** Begin **

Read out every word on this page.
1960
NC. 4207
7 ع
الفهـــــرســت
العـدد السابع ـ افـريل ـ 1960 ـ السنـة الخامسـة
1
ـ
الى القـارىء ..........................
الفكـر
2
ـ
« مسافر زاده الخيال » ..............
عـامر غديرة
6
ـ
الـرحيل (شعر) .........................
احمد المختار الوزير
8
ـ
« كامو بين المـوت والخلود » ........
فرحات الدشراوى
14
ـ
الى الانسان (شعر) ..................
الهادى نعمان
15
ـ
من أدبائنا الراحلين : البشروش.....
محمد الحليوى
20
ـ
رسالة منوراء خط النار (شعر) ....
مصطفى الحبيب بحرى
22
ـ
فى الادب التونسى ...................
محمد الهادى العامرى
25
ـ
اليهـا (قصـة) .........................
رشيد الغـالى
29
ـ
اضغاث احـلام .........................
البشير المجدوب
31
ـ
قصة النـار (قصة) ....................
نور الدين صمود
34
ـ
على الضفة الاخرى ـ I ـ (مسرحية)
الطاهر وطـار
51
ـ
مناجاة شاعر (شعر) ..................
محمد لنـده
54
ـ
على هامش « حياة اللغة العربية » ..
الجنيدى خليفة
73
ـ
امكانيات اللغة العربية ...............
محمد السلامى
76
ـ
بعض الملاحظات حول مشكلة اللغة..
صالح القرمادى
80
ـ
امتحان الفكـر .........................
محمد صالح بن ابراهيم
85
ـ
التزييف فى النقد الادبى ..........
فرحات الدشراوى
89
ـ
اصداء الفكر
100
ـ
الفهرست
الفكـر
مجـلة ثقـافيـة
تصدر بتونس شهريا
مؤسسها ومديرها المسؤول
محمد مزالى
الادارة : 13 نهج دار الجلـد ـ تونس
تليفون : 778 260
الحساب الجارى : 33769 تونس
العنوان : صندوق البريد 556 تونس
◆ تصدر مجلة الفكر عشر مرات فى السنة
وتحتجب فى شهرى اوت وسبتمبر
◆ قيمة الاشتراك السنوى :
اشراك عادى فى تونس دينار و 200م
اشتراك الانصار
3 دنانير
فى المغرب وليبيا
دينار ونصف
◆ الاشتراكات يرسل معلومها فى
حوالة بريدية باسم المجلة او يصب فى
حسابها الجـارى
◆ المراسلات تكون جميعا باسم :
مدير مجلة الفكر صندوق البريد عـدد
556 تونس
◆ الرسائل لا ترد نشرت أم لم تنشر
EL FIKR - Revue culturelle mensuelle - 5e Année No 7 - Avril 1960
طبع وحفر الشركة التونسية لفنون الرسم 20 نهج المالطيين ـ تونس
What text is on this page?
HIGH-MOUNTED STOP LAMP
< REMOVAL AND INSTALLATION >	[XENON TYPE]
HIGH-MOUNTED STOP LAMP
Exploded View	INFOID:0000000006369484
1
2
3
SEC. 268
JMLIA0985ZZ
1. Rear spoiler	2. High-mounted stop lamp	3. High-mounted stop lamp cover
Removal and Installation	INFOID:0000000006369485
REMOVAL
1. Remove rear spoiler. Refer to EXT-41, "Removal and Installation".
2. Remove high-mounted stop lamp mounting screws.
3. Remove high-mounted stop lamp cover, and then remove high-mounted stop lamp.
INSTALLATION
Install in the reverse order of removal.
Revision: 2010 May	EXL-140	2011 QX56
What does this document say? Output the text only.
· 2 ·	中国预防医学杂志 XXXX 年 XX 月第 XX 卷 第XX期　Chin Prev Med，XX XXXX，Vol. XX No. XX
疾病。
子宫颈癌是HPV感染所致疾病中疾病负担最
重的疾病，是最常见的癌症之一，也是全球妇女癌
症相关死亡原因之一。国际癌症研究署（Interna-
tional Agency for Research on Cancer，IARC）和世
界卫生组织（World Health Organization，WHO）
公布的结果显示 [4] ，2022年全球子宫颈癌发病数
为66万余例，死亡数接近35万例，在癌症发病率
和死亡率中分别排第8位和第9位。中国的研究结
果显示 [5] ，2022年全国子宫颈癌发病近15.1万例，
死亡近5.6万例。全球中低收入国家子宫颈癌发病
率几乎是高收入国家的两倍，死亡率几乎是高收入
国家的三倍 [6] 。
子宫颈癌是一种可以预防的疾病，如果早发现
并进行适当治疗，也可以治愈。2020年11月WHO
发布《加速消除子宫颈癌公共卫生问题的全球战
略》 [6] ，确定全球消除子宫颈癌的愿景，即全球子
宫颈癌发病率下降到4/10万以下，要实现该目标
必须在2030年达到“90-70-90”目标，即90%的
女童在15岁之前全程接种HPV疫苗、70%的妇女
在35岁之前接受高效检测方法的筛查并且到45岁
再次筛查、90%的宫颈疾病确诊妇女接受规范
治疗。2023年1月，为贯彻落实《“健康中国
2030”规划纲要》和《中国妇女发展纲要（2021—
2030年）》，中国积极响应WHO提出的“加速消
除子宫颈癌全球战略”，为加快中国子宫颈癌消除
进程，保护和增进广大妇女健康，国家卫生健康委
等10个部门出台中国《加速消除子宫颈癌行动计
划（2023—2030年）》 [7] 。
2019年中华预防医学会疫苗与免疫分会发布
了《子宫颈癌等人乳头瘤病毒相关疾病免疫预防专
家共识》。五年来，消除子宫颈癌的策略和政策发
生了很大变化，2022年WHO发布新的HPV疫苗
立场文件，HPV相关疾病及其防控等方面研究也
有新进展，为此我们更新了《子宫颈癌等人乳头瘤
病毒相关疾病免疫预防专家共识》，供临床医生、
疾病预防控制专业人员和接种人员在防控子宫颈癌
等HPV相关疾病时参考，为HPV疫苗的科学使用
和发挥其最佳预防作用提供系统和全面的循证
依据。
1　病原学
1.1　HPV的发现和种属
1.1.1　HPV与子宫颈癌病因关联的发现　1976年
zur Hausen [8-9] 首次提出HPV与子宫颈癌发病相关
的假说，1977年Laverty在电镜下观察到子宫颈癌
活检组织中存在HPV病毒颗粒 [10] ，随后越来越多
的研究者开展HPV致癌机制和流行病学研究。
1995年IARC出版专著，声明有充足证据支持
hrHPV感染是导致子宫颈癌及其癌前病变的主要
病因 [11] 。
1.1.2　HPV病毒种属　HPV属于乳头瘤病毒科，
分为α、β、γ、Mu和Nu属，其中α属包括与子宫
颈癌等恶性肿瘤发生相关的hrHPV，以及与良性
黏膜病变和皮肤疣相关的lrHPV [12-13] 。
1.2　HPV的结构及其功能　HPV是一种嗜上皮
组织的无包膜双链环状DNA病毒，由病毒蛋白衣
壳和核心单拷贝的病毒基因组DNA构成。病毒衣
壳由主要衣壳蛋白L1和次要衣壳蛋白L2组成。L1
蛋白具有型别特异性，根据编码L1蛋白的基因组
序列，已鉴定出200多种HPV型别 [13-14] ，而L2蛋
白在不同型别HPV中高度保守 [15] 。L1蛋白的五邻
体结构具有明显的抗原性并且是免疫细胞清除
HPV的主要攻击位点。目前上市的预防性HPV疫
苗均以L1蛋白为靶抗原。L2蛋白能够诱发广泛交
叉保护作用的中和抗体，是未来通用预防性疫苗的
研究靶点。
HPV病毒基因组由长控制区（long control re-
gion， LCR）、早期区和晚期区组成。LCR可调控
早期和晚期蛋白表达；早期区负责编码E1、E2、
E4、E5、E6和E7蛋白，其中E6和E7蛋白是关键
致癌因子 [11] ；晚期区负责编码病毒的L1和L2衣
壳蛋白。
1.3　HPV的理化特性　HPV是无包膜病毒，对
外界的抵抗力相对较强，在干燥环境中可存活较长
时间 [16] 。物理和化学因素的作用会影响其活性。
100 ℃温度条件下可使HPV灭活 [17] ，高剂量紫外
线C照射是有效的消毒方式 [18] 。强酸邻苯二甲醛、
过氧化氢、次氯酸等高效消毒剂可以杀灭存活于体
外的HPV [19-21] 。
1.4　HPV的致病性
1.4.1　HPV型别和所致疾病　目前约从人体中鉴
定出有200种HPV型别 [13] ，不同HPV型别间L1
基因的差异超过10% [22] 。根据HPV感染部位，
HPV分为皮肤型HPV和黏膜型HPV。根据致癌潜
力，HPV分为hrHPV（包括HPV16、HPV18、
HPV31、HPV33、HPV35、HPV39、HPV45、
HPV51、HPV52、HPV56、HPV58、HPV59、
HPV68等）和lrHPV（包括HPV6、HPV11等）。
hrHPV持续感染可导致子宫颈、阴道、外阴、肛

** End **

## Goal
Find the line with "What does this" in the listing above, then write out that line and each remaining line exactly, with no other text.

## The response
What does this document say? Output the text only.
· 2 ·	中国预防医学杂志 XXXX 年 XX 月第 XX 卷 第XX期　Chin Prev Med，XX XXXX，Vol. XX No. XX
疾病。
子宫颈癌是HPV感染所致疾病中疾病负担最
重的疾病，是最常见的癌症之一，也是全球妇女癌
症相关死亡原因之一。国际癌症研究署（Interna-
tional Agency for Research on Cancer，IARC）和世
界卫生组织（World Health Organization，WHO）
公布的结果显示 [4] ，2022年全球子宫颈癌发病数
为66万余例，死亡数接近35万例，在癌症发病率
和死亡率中分别排第8位和第9位。中国的研究结
果显示 [5] ，2022年全国子宫颈癌发病近15.1万例，
死亡近5.6万例。全球中低收入国家子宫颈癌发病
率几乎是高收入国家的两倍，死亡率几乎是高收入
国家的三倍 [6] 。
子宫颈癌是一种可以预防的疾病，如果早发现
并进行适当治疗，也可以治愈。2020年11月WHO
发布《加速消除子宫颈癌公共卫生问题的全球战
略》 [6] ，确定全球消除子宫颈癌的愿景，即全球子
宫颈癌发病率下降到4/10万以下，要实现该目标
必须在2030年达到“90-70-90”目标，即90%的
女童在15岁之前全程接种HPV疫苗、70%的妇女
在35岁之前接受高效检测方法的筛查并且到45岁
再次筛查、90%的宫颈疾病确诊妇女接受规范
治疗。2023年1月，为贯彻落实《“健康中国
2030”规划纲要》和《中国妇女发展纲要（2021—
2030年）》，中国积极响应WHO提出的“加速消
除子宫颈癌全球战略”，为加快中国子宫颈癌消除
进程，保护和增进广大妇女健康，国家卫生健康委
等10个部门出台中国《加速消除子宫颈癌行动计
划（2023—2030年）》 [7] 。
2019年中华预防医学会疫苗与免疫分会发布
了《子宫颈癌等人乳头瘤病毒相关疾病免疫预防专
家共识》。五年来，消除子宫颈癌的策略和政策发
生了很大变化，2022年WHO发布新的HPV疫苗
立场文件，HPV相关疾病及其防控等方面研究也
有新进展，为此我们更新了《子宫颈癌等人乳头瘤
病毒相关疾病免疫预防专家共识》，供临床医生、
疾病预防控制专业人员和接种人员在防控子宫颈癌
等HPV相关疾病时参考，为HPV疫苗的科学使用
和发挥其最佳预防作用提供系统和全面的循证
依据。
1　病原学
1.1　HPV的发现和种属
1.1.1　HPV与子宫颈癌病因关联的发现　1976年
zur Hausen [8-9] 首次提出HPV与子宫颈癌发病相关
的假说，1977年Laverty在电镜下观察到子宫颈癌
活检组织中存在HPV病毒颗粒 [10] ，随后越来越多
的研究者开展HPV致癌机制和流行病学研究。
1995年IARC出版专著，声明有充足证据支持
hrHPV感染是导致子宫颈癌及其癌前病变的主要
病因 [11] 。
1.1.2　HPV病毒种属　HPV属于乳头瘤病毒科，
分为α、β、γ、Mu和Nu属，其中α属包括与子宫
颈癌等恶性肿瘤发生相关的hrHPV，以及与良性
黏膜病变和皮肤疣相关的lrHPV [12-13] 。
1.2　HPV的结构及其功能　HPV是一种嗜上皮
组织的无包膜双链环状DNA病毒，由病毒蛋白衣
壳和核心单拷贝的病毒基因组DNA构成。病毒衣
壳由主要衣壳蛋白L1和次要衣壳蛋白L2组成。L1
蛋白具有型别特异性，根据编码L1蛋白的基因组
序列，已鉴定出200多种HPV型别 [13-14] ，而L2蛋
白在不同型别HPV中高度保守 [15] 。L1蛋白的五邻
体结构具有明显的抗原性并且是免疫细胞清除
HPV的主要攻击位点。目前上市的预防性HPV疫
苗均以L1蛋白为靶抗原。L2蛋白能够诱发广泛交
叉保护作用的中和抗体，是未来通用预防性疫苗的
研究靶点。
HPV病毒基因组由长控制区（long control re-
gion， LCR）、早期区和晚期区组成。LCR可调控
早期和晚期蛋白表达；早期区负责编码E1、E2、
E4、E5、E6和E7蛋白，其中E6和E7蛋白是关键
致癌因子 [11] ；晚期区负责编码病毒的L1和L2衣
壳蛋白。
1.3　HPV的理化特性　HPV是无包膜病毒，对
外界的抵抗力相对较强，在干燥环境中可存活较长
时间 [16] 。物理和化学因素的作用会影响其活性。
100 ℃温度条件下可使HPV灭活 [17] ，高剂量紫外
线C照射是有效的消毒方式 [18] 。强酸邻苯二甲醛、
过氧化氢、次氯酸等高效消毒剂可以杀灭存活于体
外的HPV [19-21] 。
1.4　HPV的致病性
1.4.1　HPV型别和所致疾病　目前约从人体中鉴
定出有200种HPV型别 [13] ，不同HPV型别间L1
基因的差异超过10% [22] 。根据HPV感染部位，
HPV分为皮肤型HPV和黏膜型HPV。根据致癌潜
力，HPV分为hrHPV（包括HPV16、HPV18、
HPV31、HPV33、HPV35、HPV39、HPV45、
HPV51、HPV52、HPV56、HPV58、HPV59、
HPV68等）和lrHPV（包括HPV6、HPV11等）。
hrHPV持续感染可导致子宫颈、阴道、外阴、肛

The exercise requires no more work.